Rows from a figure dataset
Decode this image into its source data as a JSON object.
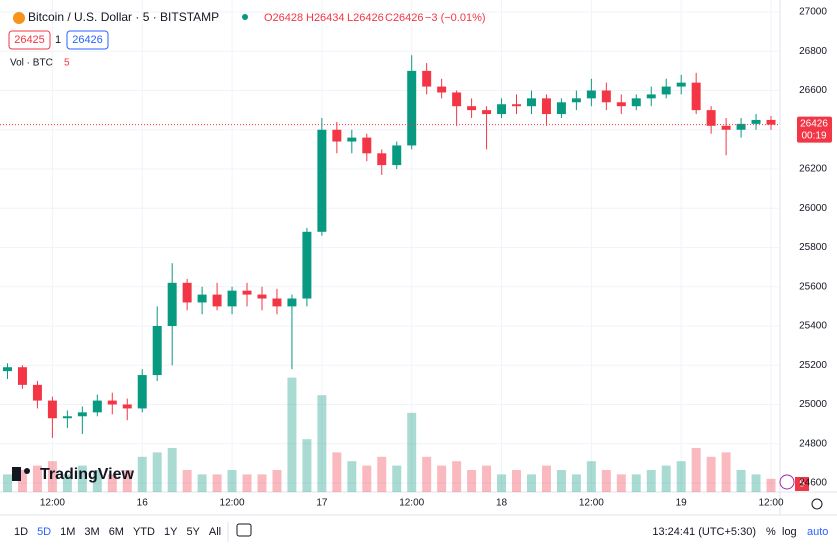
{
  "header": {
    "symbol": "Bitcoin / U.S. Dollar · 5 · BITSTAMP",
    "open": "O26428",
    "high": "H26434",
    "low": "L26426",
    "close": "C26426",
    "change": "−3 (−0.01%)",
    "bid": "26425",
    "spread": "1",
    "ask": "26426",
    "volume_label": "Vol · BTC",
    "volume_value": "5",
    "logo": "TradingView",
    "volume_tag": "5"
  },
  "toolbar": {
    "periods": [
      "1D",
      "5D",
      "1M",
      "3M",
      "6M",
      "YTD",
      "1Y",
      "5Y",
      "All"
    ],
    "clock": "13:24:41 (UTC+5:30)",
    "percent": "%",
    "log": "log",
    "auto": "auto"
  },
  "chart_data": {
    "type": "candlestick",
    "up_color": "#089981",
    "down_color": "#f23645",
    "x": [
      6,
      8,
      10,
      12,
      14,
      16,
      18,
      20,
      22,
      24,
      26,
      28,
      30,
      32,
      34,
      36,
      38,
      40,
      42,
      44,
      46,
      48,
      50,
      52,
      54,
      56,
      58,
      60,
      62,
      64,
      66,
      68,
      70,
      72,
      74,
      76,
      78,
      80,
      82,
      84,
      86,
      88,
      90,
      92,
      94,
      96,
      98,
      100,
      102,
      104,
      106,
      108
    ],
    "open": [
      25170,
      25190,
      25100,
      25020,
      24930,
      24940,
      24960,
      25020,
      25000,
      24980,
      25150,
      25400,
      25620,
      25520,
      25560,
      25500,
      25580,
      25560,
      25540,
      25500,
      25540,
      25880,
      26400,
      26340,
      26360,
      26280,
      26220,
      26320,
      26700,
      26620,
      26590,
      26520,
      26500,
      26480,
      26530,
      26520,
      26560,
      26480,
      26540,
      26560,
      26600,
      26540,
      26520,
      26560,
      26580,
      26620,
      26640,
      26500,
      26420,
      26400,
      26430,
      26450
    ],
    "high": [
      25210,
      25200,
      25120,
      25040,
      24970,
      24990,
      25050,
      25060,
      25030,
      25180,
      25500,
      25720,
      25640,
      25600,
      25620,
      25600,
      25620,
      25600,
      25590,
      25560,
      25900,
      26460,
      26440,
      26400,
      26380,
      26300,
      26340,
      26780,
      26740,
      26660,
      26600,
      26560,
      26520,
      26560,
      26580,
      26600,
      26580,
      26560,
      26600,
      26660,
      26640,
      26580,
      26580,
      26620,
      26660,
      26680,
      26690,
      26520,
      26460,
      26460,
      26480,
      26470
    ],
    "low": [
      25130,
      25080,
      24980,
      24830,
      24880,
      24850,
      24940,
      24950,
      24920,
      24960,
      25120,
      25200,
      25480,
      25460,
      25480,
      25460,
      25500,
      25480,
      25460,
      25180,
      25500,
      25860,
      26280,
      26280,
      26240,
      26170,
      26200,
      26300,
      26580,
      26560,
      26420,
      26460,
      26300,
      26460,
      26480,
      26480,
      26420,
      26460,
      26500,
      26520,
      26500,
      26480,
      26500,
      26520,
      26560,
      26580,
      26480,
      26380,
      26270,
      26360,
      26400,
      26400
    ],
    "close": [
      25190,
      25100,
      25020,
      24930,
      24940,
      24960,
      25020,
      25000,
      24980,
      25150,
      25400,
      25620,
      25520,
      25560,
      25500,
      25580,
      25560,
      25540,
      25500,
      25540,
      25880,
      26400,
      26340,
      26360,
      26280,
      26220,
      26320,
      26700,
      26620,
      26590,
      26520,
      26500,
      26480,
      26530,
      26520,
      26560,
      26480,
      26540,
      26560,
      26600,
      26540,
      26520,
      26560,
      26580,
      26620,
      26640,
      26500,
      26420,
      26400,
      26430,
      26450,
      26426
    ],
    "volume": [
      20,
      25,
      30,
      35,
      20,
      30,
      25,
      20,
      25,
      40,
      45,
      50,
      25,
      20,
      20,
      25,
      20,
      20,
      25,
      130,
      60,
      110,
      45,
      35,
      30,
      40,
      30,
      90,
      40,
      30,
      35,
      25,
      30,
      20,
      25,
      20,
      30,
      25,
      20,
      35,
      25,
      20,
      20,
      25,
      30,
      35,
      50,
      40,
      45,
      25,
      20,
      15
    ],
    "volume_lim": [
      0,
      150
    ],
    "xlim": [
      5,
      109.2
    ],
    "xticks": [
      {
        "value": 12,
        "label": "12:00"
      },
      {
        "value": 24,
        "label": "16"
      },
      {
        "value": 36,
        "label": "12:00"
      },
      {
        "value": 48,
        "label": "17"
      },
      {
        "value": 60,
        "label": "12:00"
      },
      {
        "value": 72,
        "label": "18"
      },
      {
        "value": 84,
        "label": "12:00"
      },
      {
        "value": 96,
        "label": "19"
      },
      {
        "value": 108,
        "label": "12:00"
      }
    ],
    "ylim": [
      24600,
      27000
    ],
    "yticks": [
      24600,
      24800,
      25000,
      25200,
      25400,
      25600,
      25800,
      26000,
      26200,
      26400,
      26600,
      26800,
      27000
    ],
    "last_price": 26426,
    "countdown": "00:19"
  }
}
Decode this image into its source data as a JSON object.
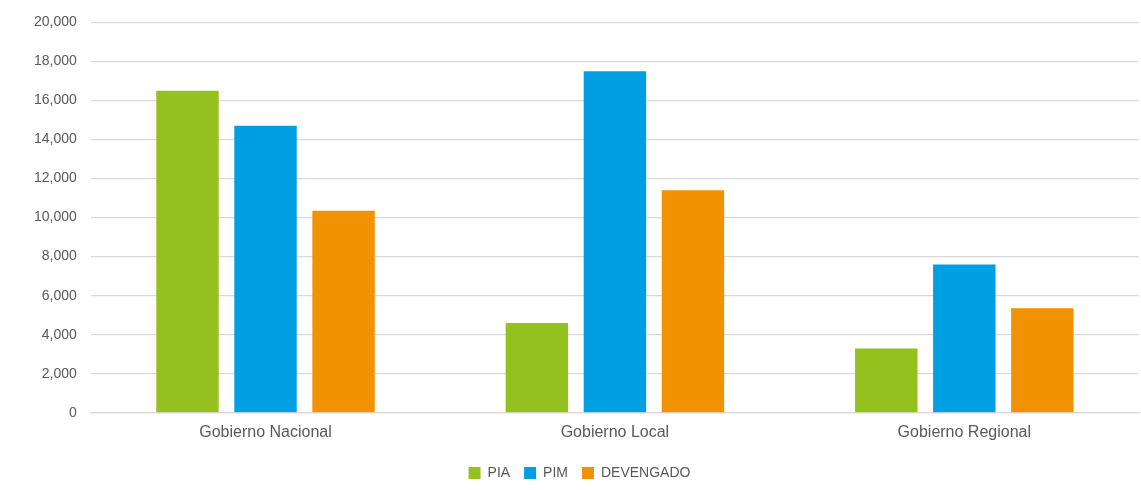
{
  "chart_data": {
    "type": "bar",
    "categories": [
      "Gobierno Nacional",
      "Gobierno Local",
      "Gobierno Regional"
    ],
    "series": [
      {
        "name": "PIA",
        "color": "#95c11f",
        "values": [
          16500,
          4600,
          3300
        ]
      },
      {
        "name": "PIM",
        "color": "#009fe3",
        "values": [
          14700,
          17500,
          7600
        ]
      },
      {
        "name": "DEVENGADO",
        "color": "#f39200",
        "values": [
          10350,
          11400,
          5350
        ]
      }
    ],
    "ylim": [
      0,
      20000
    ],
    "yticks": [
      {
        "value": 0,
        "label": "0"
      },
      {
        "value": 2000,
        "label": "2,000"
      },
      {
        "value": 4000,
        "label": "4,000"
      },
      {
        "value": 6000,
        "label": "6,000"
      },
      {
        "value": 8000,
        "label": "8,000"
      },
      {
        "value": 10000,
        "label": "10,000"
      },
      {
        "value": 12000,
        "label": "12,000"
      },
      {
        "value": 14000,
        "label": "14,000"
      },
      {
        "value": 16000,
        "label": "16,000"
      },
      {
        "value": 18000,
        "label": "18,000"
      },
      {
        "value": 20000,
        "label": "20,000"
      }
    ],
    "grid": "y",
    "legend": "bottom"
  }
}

▶ _GIVEN REQUEST_
Exclude every picture and copy the remaining data exactly.

▶ _FINAL ANSWER_
Decode this image into its source data as a JSON object.
{
  "header": {
    "symbol": "Bitcoin / U.S. Dollar · 5 · BITSTAMP",
    "open": "O26428",
    "high": "H26434",
    "low": "L26426",
    "close": "C26426",
    "change": "−3 (−0.01%)",
    "bid": "26425",
    "spread": "1",
    "ask": "26426",
    "volume_label": "Vol · BTC",
    "volume_value": "5",
    "logo": "TradingView",
    "volume_tag": "5"
  },
  "toolbar": {
    "periods": [
      "1D",
      "5D",
      "1M",
      "3M",
      "6M",
      "YTD",
      "1Y",
      "5Y",
      "All"
    ],
    "clock": "13:24:41 (UTC+5:30)",
    "percent": "%",
    "log": "log",
    "auto": "auto"
  },
  "chart_data": {
    "type": "candlestick",
    "up_color": "#089981",
    "down_color": "#f23645",
    "x": [
      6,
      8,
      10,
      12,
      14,
      16,
      18,
      20,
      22,
      24,
      26,
      28,
      30,
      32,
      34,
      36,
      38,
      40,
      42,
      44,
      46,
      48,
      50,
      52,
      54,
      56,
      58,
      60,
      62,
      64,
      66,
      68,
      70,
      72,
      74,
      76,
      78,
      80,
      82,
      84,
      86,
      88,
      90,
      92,
      94,
      96,
      98,
      100,
      102,
      104,
      106,
      108
    ],
    "open": [
      25170,
      25190,
      25100,
      25020,
      24930,
      24940,
      24960,
      25020,
      25000,
      24980,
      25150,
      25400,
      25620,
      25520,
      25560,
      25500,
      25580,
      25560,
      25540,
      25500,
      25540,
      25880,
      26400,
      26340,
      26360,
      26280,
      26220,
      26320,
      26700,
      26620,
      26590,
      26520,
      26500,
      26480,
      26530,
      26520,
      26560,
      26480,
      26540,
      26560,
      26600,
      26540,
      26520,
      26560,
      26580,
      26620,
      26640,
      26500,
      26420,
      26400,
      26430,
      26450
    ],
    "high": [
      25210,
      25200,
      25120,
      25040,
      24970,
      24990,
      25050,
      25060,
      25030,
      25180,
      25500,
      25720,
      25640,
      25600,
      25620,
      25600,
      25620,
      25600,
      25590,
      25560,
      25900,
      26460,
      26440,
      26400,
      26380,
      26300,
      26340,
      26780,
      26740,
      26660,
      26600,
      26560,
      26520,
      26560,
      26580,
      26600,
      26580,
      26560,
      26600,
      26660,
      26640,
      26580,
      26580,
      26620,
      26660,
      26680,
      26690,
      26520,
      26460,
      26460,
      26480,
      26470
    ],
    "low": [
      25130,
      25080,
      24980,
      24830,
      24880,
      24850,
      24940,
      24950,
      24920,
      24960,
      25120,
      25200,
      25480,
      25460,
      25480,
      25460,
      25500,
      25480,
      25460,
      25180,
      25500,
      25860,
      26280,
      26280,
      26240,
      26170,
      26200,
      26300,
      26580,
      26560,
      26420,
      26460,
      26300,
      26460,
      26480,
      26480,
      26420,
      26460,
      26500,
      26520,
      26500,
      26480,
      26500,
      26520,
      26560,
      26580,
      26480,
      26380,
      26270,
      26360,
      26400,
      26400
    ],
    "close": [
      25190,
      25100,
      25020,
      24930,
      24940,
      24960,
      25020,
      25000,
      24980,
      25150,
      25400,
      25620,
      25520,
      25560,
      25500,
      25580,
      25560,
      25540,
      25500,
      25540,
      25880,
      26400,
      26340,
      26360,
      26280,
      26220,
      26320,
      26700,
      26620,
      26590,
      26520,
      26500,
      26480,
      26530,
      26520,
      26560,
      26480,
      26540,
      26560,
      26600,
      26540,
      26520,
      26560,
      26580,
      26620,
      26640,
      26500,
      26420,
      26400,
      26430,
      26450,
      26426
    ],
    "volume": [
      20,
      25,
      30,
      35,
      20,
      30,
      25,
      20,
      25,
      40,
      45,
      50,
      25,
      20,
      20,
      25,
      20,
      20,
      25,
      130,
      60,
      110,
      45,
      35,
      30,
      40,
      30,
      90,
      40,
      30,
      35,
      25,
      30,
      20,
      25,
      20,
      30,
      25,
      20,
      35,
      25,
      20,
      20,
      25,
      30,
      35,
      50,
      40,
      45,
      25,
      20,
      15
    ],
    "volume_lim": [
      0,
      150
    ],
    "xlim": [
      5,
      109.2
    ],
    "xticks": [
      {
        "value": 12,
        "label": "12:00"
      },
      {
        "value": 24,
        "label": "16"
      },
      {
        "value": 36,
        "label": "12:00"
      },
      {
        "value": 48,
        "label": "17"
      },
      {
        "value": 60,
        "label": "12:00"
      },
      {
        "value": 72,
        "label": "18"
      },
      {
        "value": 84,
        "label": "12:00"
      },
      {
        "value": 96,
        "label": "19"
      },
      {
        "value": 108,
        "label": "12:00"
      }
    ],
    "ylim": [
      24600,
      27000
    ],
    "yticks": [
      24600,
      24800,
      25000,
      25200,
      25400,
      25600,
      25800,
      26000,
      26200,
      26400,
      26600,
      26800,
      27000
    ],
    "last_price": 26426,
    "countdown": "00:19"
  }
}
Decode this image into its source data as a JSON object.
{
  "chart_data": {
    "type": "bar",
    "categories": [
      "Gobierno Nacional",
      "Gobierno Local",
      "Gobierno Regional"
    ],
    "series": [
      {
        "name": "PIA",
        "color": "#95c11f",
        "values": [
          16500,
          4600,
          3300
        ]
      },
      {
        "name": "PIM",
        "color": "#009fe3",
        "values": [
          14700,
          17500,
          7600
        ]
      },
      {
        "name": "DEVENGADO",
        "color": "#f39200",
        "values": [
          10350,
          11400,
          5350
        ]
      }
    ],
    "ylim": [
      0,
      20000
    ],
    "yticks": [
      {
        "value": 0,
        "label": "0"
      },
      {
        "value": 2000,
        "label": "2,000"
      },
      {
        "value": 4000,
        "label": "4,000"
      },
      {
        "value": 6000,
        "label": "6,000"
      },
      {
        "value": 8000,
        "label": "8,000"
      },
      {
        "value": 10000,
        "label": "10,000"
      },
      {
        "value": 12000,
        "label": "12,000"
      },
      {
        "value": 14000,
        "label": "14,000"
      },
      {
        "value": 16000,
        "label": "16,000"
      },
      {
        "value": 18000,
        "label": "18,000"
      },
      {
        "value": 20000,
        "label": "20,000"
      }
    ],
    "grid": "y",
    "legend": "bottom"
  }
}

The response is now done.